What is required:
Which lines hold the word "Sarah"? Copy each of them from the material.

─── Data listing

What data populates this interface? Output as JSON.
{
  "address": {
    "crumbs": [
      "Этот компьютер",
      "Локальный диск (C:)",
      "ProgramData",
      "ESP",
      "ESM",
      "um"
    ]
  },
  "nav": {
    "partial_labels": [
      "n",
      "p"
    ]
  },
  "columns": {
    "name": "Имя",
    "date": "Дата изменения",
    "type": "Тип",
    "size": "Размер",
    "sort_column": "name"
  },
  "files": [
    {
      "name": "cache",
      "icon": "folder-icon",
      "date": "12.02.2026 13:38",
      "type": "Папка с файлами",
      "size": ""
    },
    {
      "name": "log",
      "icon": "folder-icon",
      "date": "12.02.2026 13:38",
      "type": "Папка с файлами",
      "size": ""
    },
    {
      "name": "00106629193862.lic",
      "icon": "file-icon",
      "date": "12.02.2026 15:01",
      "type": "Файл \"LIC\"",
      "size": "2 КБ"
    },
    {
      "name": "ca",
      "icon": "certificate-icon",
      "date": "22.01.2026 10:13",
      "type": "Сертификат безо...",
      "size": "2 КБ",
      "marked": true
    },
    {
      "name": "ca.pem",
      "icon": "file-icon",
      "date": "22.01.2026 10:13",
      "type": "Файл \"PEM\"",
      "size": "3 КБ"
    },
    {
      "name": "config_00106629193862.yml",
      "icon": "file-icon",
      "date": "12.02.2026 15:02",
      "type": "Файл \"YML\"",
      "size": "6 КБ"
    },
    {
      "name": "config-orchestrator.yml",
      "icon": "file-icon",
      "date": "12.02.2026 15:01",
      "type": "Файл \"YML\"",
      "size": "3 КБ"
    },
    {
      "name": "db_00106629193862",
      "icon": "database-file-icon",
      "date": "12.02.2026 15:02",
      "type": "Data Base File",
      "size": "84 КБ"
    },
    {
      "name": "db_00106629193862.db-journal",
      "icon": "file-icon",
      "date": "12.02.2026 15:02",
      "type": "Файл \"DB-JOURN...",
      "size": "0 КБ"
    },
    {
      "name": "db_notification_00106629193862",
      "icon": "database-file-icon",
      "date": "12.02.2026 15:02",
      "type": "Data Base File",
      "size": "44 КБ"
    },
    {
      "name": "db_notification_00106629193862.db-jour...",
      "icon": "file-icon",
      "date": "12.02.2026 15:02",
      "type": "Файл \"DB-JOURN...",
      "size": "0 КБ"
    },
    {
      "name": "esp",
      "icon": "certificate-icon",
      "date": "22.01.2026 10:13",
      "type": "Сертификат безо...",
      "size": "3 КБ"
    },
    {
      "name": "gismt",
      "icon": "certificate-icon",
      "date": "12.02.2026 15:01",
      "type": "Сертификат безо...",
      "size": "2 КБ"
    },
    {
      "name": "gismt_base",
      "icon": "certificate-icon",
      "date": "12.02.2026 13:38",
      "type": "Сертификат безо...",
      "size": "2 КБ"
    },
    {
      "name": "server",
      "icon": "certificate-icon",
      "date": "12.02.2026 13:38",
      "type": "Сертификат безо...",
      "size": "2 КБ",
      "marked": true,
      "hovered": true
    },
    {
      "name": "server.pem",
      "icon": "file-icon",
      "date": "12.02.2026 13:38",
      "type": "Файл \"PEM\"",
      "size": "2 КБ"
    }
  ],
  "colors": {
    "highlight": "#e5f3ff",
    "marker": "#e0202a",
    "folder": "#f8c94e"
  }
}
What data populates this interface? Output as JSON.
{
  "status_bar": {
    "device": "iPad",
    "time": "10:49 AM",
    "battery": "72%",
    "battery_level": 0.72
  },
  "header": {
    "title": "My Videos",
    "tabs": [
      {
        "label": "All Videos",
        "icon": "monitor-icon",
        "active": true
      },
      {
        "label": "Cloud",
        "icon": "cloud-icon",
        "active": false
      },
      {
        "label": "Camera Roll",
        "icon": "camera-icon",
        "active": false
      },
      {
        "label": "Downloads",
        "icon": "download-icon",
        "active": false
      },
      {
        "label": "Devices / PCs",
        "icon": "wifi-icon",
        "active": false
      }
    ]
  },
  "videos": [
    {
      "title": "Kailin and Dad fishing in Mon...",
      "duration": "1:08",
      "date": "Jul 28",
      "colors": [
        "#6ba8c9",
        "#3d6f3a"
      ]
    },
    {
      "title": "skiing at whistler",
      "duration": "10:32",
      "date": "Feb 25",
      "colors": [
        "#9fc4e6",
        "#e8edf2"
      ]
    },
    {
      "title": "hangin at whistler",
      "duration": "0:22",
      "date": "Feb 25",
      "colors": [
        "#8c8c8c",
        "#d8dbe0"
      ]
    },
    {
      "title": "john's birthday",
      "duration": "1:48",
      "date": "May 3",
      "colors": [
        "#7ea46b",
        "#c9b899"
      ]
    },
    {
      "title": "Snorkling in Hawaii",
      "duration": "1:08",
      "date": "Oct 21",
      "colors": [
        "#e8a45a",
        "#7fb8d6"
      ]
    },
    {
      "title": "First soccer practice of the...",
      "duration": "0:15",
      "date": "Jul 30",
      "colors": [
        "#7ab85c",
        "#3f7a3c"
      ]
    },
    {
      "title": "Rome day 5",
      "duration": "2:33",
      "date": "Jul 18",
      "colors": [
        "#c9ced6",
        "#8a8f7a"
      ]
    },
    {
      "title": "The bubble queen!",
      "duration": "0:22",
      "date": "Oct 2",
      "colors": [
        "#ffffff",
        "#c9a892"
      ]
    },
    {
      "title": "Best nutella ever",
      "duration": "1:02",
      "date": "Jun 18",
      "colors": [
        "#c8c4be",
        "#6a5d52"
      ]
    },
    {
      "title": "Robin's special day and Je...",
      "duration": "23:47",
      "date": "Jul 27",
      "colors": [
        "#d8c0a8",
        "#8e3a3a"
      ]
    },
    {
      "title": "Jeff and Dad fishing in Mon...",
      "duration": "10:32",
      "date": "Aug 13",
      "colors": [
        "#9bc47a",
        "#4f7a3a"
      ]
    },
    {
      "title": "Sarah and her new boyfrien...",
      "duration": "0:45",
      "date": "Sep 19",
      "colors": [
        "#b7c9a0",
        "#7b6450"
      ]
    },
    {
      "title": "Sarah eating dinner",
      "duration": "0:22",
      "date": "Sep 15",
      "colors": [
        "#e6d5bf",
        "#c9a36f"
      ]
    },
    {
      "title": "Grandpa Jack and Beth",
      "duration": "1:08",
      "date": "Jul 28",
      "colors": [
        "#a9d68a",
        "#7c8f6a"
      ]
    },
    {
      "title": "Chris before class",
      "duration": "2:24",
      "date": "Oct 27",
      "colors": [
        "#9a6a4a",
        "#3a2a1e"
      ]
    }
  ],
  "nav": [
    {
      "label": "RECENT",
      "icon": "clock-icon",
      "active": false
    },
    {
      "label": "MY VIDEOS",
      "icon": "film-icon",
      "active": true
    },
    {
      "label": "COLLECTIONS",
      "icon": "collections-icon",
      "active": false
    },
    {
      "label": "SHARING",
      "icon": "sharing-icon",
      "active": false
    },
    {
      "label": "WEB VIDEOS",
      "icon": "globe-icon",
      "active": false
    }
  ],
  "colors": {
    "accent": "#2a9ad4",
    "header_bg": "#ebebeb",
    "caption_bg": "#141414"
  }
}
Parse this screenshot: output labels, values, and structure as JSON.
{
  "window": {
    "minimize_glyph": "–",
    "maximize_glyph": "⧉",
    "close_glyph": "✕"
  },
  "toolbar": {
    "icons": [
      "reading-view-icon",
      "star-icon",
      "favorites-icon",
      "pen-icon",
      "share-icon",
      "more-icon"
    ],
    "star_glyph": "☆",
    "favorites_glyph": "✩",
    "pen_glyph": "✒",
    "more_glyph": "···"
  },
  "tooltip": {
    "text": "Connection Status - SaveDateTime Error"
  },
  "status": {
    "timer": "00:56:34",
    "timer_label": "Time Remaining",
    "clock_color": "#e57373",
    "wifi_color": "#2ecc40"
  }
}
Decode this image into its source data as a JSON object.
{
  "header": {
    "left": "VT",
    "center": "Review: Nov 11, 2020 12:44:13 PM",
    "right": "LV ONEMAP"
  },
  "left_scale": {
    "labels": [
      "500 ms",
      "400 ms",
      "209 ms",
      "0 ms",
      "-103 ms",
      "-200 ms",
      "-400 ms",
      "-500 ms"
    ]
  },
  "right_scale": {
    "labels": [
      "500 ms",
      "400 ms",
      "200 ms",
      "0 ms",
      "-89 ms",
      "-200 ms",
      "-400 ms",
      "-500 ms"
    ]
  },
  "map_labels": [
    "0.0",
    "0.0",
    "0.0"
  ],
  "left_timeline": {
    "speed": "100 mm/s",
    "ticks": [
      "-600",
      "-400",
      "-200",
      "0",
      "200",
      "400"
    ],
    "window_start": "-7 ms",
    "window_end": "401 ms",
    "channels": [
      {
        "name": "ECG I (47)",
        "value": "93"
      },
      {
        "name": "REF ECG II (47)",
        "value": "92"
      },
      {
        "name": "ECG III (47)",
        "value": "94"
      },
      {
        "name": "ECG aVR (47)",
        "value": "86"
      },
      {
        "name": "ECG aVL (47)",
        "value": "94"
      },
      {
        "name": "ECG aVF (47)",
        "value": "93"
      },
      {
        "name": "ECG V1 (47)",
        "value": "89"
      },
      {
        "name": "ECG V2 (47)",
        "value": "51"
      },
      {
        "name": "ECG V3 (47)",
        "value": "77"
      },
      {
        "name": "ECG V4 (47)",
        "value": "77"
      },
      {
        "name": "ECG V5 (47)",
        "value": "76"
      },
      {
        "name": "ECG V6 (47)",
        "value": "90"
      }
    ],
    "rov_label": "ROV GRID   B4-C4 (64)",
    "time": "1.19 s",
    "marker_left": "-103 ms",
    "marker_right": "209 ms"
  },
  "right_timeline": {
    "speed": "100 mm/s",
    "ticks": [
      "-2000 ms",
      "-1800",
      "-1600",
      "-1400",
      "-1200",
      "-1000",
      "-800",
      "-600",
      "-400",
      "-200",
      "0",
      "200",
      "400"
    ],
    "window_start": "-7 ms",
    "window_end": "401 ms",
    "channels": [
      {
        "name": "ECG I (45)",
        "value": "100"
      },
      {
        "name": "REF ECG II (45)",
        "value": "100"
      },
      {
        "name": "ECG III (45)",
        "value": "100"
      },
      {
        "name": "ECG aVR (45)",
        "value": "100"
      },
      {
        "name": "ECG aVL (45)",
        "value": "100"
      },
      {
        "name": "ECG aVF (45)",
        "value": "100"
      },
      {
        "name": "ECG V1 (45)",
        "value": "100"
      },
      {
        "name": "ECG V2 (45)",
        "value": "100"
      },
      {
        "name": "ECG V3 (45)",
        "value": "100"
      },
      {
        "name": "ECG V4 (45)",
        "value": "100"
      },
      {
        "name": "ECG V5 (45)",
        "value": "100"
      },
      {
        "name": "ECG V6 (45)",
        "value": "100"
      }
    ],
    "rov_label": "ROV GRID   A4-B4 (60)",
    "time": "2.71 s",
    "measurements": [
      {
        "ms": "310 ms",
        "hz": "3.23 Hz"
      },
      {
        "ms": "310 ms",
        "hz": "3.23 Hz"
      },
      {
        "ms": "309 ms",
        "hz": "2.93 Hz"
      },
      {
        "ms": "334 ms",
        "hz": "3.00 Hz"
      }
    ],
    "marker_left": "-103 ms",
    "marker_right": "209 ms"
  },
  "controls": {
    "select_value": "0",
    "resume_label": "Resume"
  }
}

──────

Full output:
      "title": "Sarah and her new boyfrien...",
      "title": "Sarah eating dinner",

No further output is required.